[WHAT THE TASK ASKS] Every line of the data that contains the string "name" must be copied.

_ _ _

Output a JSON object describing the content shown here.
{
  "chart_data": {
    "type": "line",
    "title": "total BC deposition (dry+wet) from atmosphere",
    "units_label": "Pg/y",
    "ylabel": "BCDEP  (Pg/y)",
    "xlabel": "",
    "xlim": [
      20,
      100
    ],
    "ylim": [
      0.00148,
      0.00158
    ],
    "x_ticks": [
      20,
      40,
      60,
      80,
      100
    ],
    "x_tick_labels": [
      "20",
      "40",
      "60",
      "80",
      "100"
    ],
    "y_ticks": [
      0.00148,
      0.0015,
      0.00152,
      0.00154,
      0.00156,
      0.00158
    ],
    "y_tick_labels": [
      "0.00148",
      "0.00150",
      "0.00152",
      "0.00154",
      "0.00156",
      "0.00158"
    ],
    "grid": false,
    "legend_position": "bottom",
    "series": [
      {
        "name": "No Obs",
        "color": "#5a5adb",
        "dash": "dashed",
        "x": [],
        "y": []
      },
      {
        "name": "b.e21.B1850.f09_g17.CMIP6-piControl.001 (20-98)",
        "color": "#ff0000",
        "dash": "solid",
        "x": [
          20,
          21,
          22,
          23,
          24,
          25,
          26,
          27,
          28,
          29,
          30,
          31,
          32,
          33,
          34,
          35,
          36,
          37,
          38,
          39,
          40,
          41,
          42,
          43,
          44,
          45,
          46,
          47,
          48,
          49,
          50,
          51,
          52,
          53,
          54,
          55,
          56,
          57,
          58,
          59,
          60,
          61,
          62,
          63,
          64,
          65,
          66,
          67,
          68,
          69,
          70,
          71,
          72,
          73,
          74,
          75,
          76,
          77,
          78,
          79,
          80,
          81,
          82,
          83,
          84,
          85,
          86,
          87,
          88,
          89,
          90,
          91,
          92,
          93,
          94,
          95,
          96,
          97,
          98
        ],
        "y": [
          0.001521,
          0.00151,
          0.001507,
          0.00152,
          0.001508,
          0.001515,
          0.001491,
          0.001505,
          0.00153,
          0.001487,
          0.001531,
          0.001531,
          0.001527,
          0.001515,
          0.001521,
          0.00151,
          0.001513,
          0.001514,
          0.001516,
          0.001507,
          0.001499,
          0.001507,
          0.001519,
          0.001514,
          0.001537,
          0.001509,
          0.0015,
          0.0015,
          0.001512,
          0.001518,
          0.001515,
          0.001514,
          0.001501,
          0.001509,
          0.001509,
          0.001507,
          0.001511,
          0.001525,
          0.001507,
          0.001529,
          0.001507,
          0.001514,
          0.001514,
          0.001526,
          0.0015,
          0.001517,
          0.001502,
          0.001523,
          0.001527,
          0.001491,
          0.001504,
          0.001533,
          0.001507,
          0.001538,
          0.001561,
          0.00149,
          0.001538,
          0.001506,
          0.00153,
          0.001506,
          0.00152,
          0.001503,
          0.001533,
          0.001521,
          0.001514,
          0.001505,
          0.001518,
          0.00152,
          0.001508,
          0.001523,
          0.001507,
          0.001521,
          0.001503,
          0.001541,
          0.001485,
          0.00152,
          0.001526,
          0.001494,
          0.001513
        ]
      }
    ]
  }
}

_ _ _

[RESULT BELOW]
        "name": "No Obs",
        "name": "b.e21.B1850.f09_g17.CMIP6-piControl.001 (20-98)",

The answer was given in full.